Fall Oral History Intern Jarrett Hill discusses the often overlooked Atlanta International Pop Festival and its ties to Woodstock.
Temperatures rose to triple digits as the fire department attached sprinkler heads to their hoses in an attempt to cool off the sea of Southerners before them. Some people found shelter under nearby pecan trees, working with friends and strangers alike to tie tapestries, tents, and any other shade together. In one review of the event, the crowd in such heat was compared to the sea of embattled soldiers waiting at the railroad yard in Gone With the Wind.  Watermelon rinds, having sustained people long after the concessions ran out, scattered the grounds of the Atlanta International Raceway, their sweet juices mixing with the dusty Georgia red clay that coated everything. Yet despite these conditions, spirits ran high. People’s favorite bands played for hours at a time, and a vibrant, proud community was forming.
Advertised as “the biggest event of its kind that the Deep South has ever seen” and promising everything from flowers to karate exhibitions to palm readers– this was the 1969 Atlanta International Pop Festival.

■ SOURCE MATERIAL
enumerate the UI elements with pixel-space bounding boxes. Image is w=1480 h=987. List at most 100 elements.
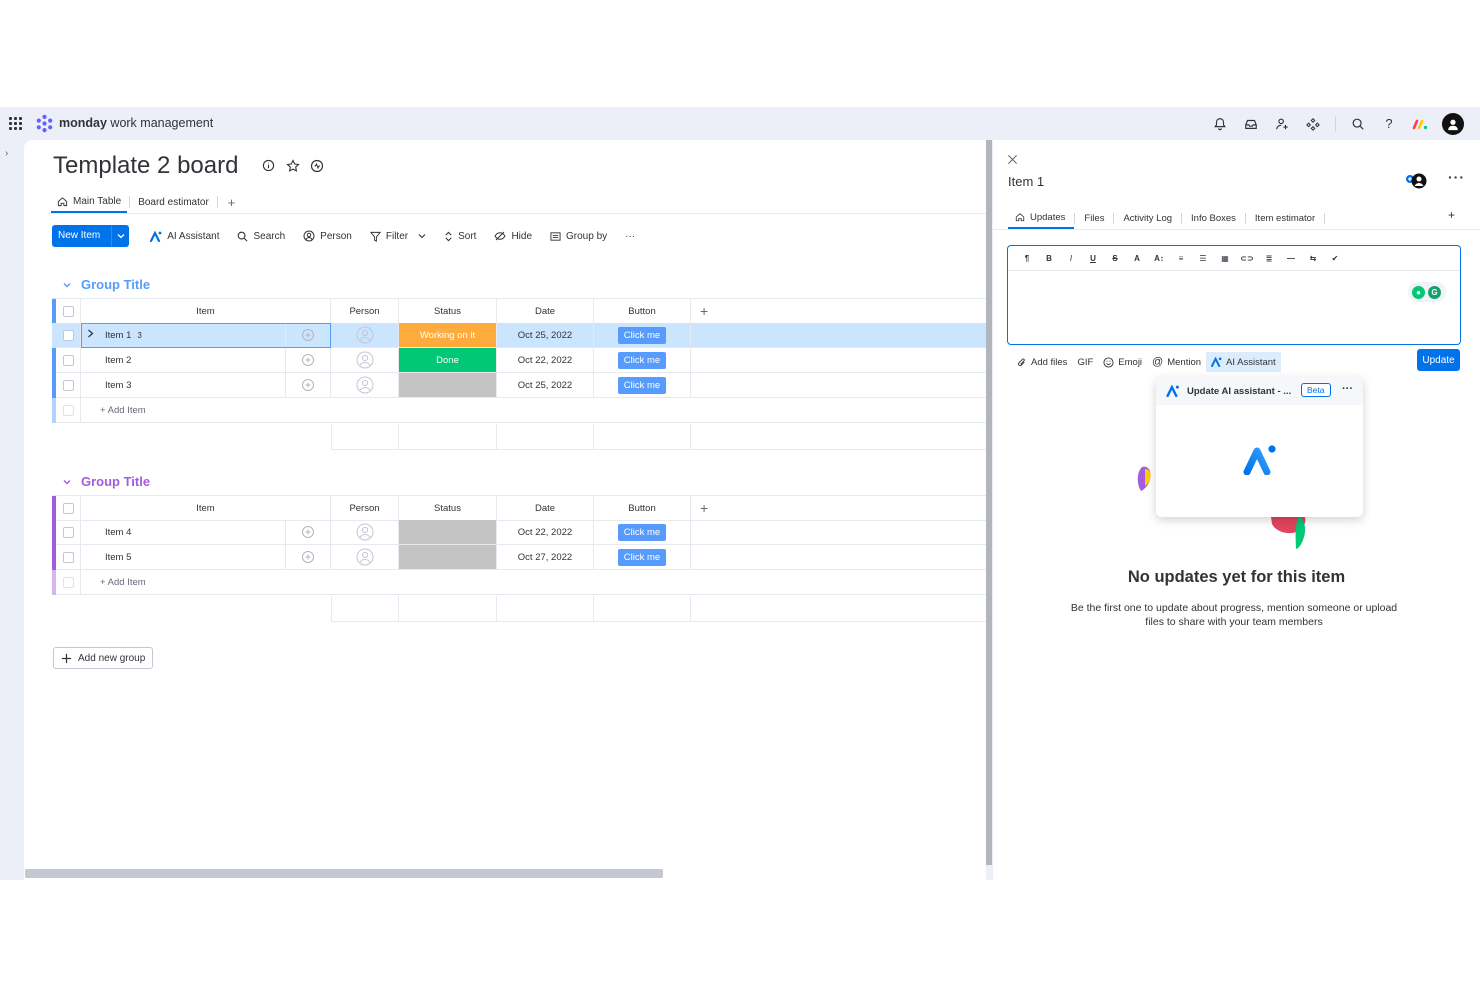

■ REQUIRED TASK
Condense the paragraph of the Atlanta pop festival text that begins "Temperatures rose to triple digits" into a short bulleted list that keeps its main facts.

■ RESULT FOR THIS TASK
- Temperatures reached triple digits, and the fire department fitted sprinkler heads to its hoses to cool the crowd.
- Some people sheltered under pecan trees, tying tapestries, tents and other shade together with friends and strangers.
- One review likened the crowd in the heat to the soldiers waiting at the railroad yard in Gone With the Wind.
- Watermelon rinds, which fed people after the concessions ran out, littered the grounds of the Atlanta International Raceway amid dusty Georgia red clay.
- Despite the conditions, spirits ran high: favorite bands played for hours, and a vibrant, proud community formed.